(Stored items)
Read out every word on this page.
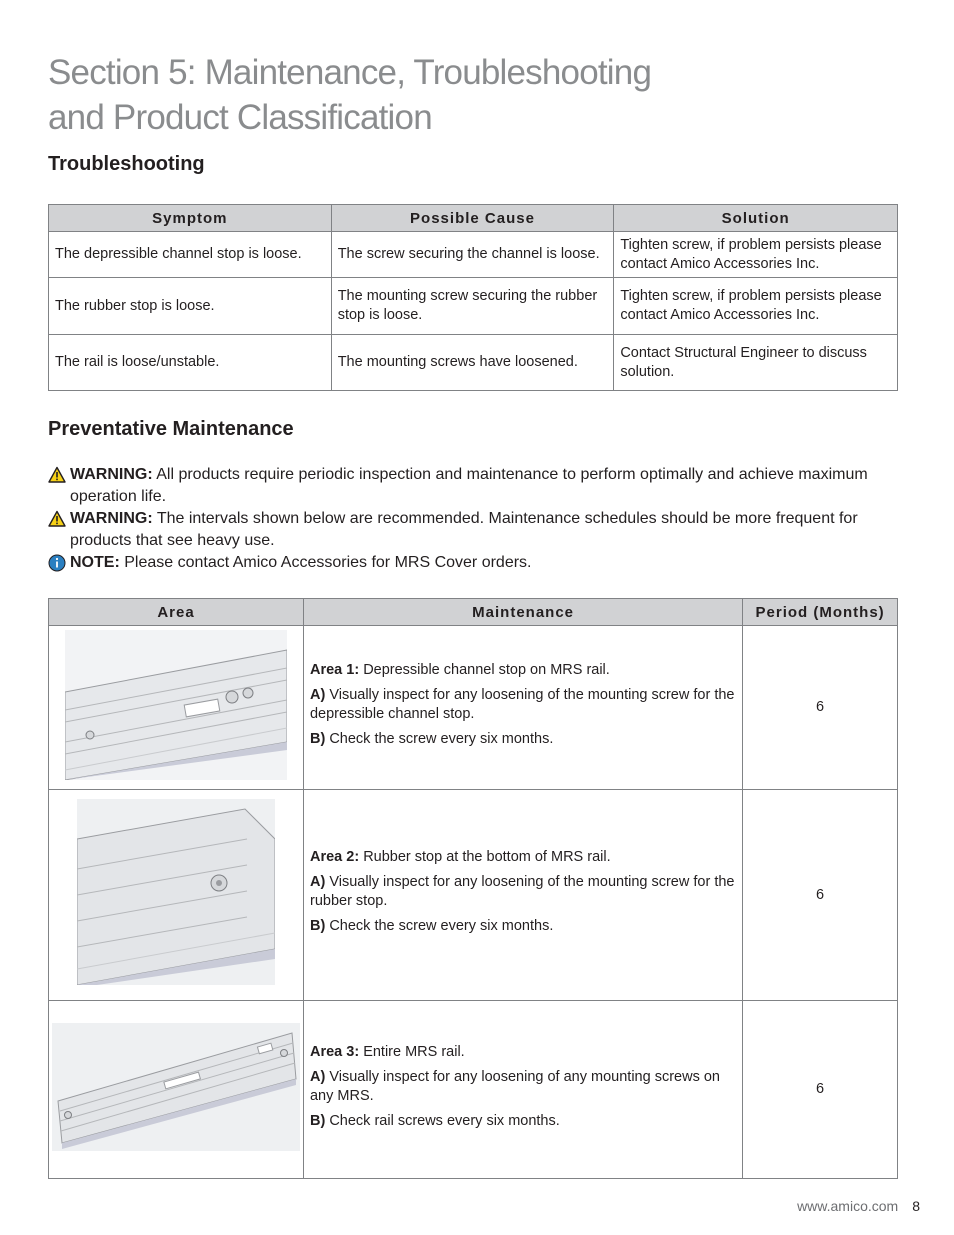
Section 5: Maintenance, Troubleshooting
and Product Classification
Troubleshooting
Symptom	Possible Cause	Solution
The depressible channel stop is loose.	The screw securing the channel is loose.	Tighten screw, if problem persists please contact Amico Accessories Inc.
The rubber stop is loose.	The mounting screw securing the rubber stop is loose.	Tighten screw, if problem persists please contact Amico Accessories Inc.
The rail is loose/unstable.	The mounting screws have loosened.	Contact Structural Engineer to discuss solution.
Preventative Maintenance
WARNING: All products require periodic inspection and maintenance to perform optimally and achieve maximum operation life.
WARNING: The intervals shown below are recommended. Maintenance schedules should be more frequent for products that see heavy use.
NOTE: Please contact Amico Accessories for MRS Cover orders.
Area	Maintenance	Period (Months)

Area 1: Depressible channel stop on MRS rail.

A) Visually inspect for any loosening of the mounting screw for the depressible channel stop.

B) Check the screw every six months.	6

Area 2: Rubber stop at the bottom of MRS rail.

A) Visually inspect for any loosening of the mounting screw for the rubber stop.

B) Check the screw every six months.	6

Area 3: Entire MRS rail.

A) Visually inspect for any loosening of any mounting screws on any MRS.

B) Check rail screws every six months.	6
www.amico.com 8
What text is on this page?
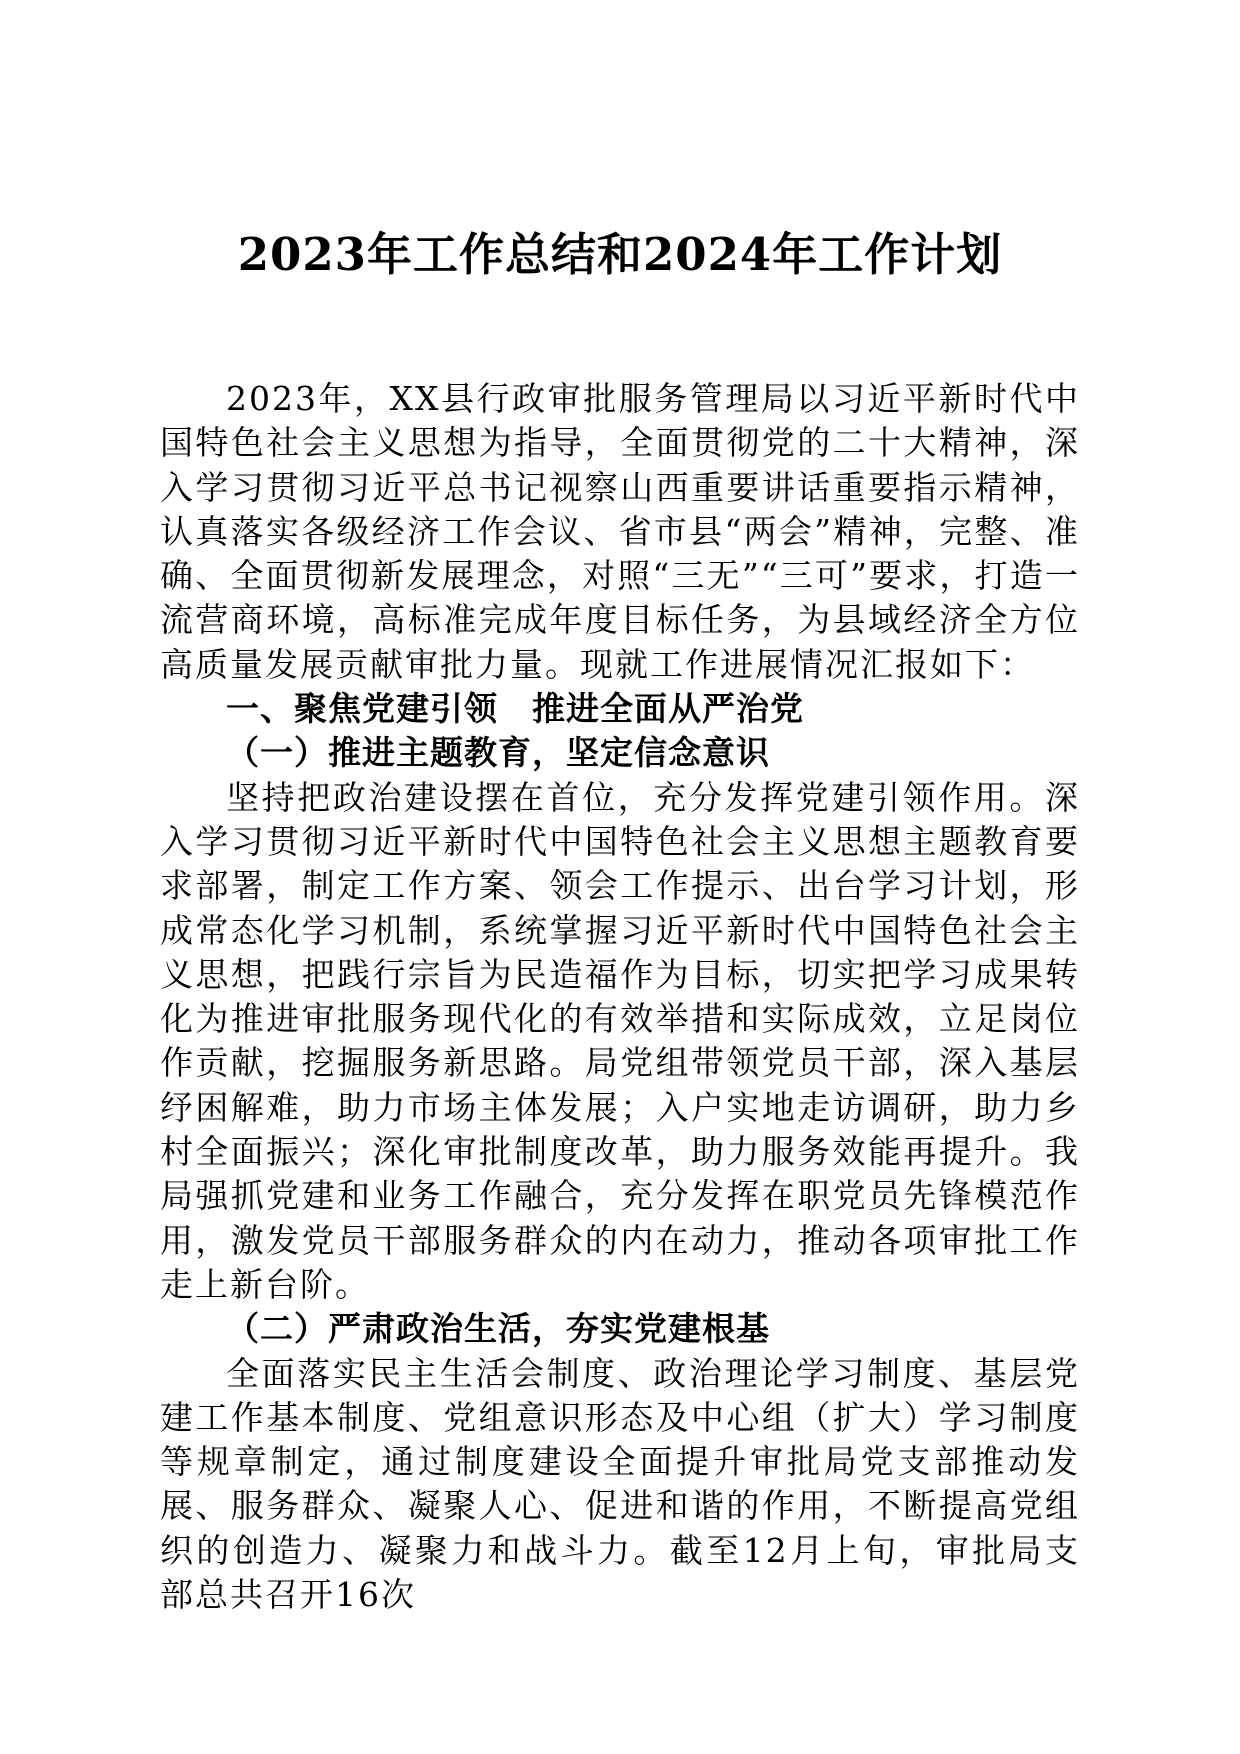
2023年工作总结和2024年工作计划

2023年，XX县行政审批服务管理局以习近平新时代中国特色社会主义思想为指导，全面贯彻党的二十大精神，深入学习贯彻习近平总书记视察山西重要讲话重要指示精神，认真落实各级经济工作会议、省市县“两会”精神，完整、准确、全面贯彻新发展理念，对照“三无”“三可”要求，打造一流营商环境，高标准完成年度目标任务，为县域经济全方位高质量发展贡献审批力量。现就工作进展情况汇报如下：

一、聚焦党建引领　推进全面从严治党

（一）推进主题教育，坚定信念意识

坚持把政治建设摆在首位，充分发挥党建引领作用。深入学习贯彻习近平新时代中国特色社会主义思想主题教育要求部署，制定工作方案、领会工作提示、出台学习计划，形成常态化学习机制，系统掌握习近平新时代中国特色社会主义思想，把践行宗旨为民造福作为目标，切实把学习成果转化为推进审批服务现代化的有效举措和实际成效，立足岗位作贡献，挖掘服务新思路。局党组带领党员干部，深入基层纾困解难，助力市场主体发展；入户实地走访调研，助力乡村全面振兴；深化审批制度改革，助力服务效能再提升。我局强抓党建和业务工作融合，充分发挥在职党员先锋模范作用，激发党员干部服务群众的内在动力，推动各项审批工作走上新台阶。

（二）严肃政治生活，夯实党建根基

全面落实民主生活会制度、政治理论学习制度、基层党建工作基本制度、党组意识形态及中心组（扩大）学习制度等规章制定，通过制度建设全面提升审批局党支部推动发展、服务群众、凝聚人心、促进和谐的作用，不断提高党组织的创造力、凝聚力和战斗力。截至12月上旬，审批局支部总共召开16次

**WHAT YOU NEED TO DO**
Write out each entry exactly as given, omitting any picture.

**FINAL ANSWER**
Read out every word on this page.
Section 5: Maintenance, Troubleshooting
and Product Classification
Troubleshooting
Symptom	Possible Cause	Solution
The depressible channel stop is loose.	The screw securing the channel is loose.	Tighten screw, if problem persists please contact Amico Accessories Inc.
The rubber stop is loose.	The mounting screw securing the rubber stop is loose.	Tighten screw, if problem persists please contact Amico Accessories Inc.
The rail is loose/unstable.	The mounting screws have loosened.	Contact Structural Engineer to discuss solution.
Preventative Maintenance
WARNING: All products require periodic inspection and maintenance to perform optimally and achieve maximum operation life.
WARNING: The intervals shown below are recommended. Maintenance schedules should be more frequent for products that see heavy use.
NOTE: Please contact Amico Accessories for MRS Cover orders.
Area	Maintenance	Period (Months)

Area 1: Depressible channel stop on MRS rail.

A) Visually inspect for any loosening of the mounting screw for the depressible channel stop.

B) Check the screw every six months.	6

Area 2: Rubber stop at the bottom of MRS rail.

A) Visually inspect for any loosening of the mounting screw for the rubber stop.

B) Check the screw every six months.	6

Area 3: Entire MRS rail.

A) Visually inspect for any loosening of any mounting screws on any MRS.

B) Check rail screws every six months.	6
www.amico.com 8
What text is on this page?
2023年工作总结和2024年工作计划

2023年，XX县行政审批服务管理局以习近平新时代中国特色社会主义思想为指导，全面贯彻党的二十大精神，深入学习贯彻习近平总书记视察山西重要讲话重要指示精神，认真落实各级经济工作会议、省市县“两会”精神，完整、准确、全面贯彻新发展理念，对照“三无”“三可”要求，打造一流营商环境，高标准完成年度目标任务，为县域经济全方位高质量发展贡献审批力量。现就工作进展情况汇报如下：

一、聚焦党建引领　推进全面从严治党

（一）推进主题教育，坚定信念意识

坚持把政治建设摆在首位，充分发挥党建引领作用。深入学习贯彻习近平新时代中国特色社会主义思想主题教育要求部署，制定工作方案、领会工作提示、出台学习计划，形成常态化学习机制，系统掌握习近平新时代中国特色社会主义思想，把践行宗旨为民造福作为目标，切实把学习成果转化为推进审批服务现代化的有效举措和实际成效，立足岗位作贡献，挖掘服务新思路。局党组带领党员干部，深入基层纾困解难，助力市场主体发展；入户实地走访调研，助力乡村全面振兴；深化审批制度改革，助力服务效能再提升。我局强抓党建和业务工作融合，充分发挥在职党员先锋模范作用，激发党员干部服务群众的内在动力，推动各项审批工作走上新台阶。

（二）严肃政治生活，夯实党建根基

全面落实民主生活会制度、政治理论学习制度、基层党建工作基本制度、党组意识形态及中心组（扩大）学习制度等规章制定，通过制度建设全面提升审批局党支部推动发展、服务群众、凝聚人心、促进和谐的作用，不断提高党组织的创造力、凝聚力和战斗力。截至12月上旬，审批局支部总共召开16次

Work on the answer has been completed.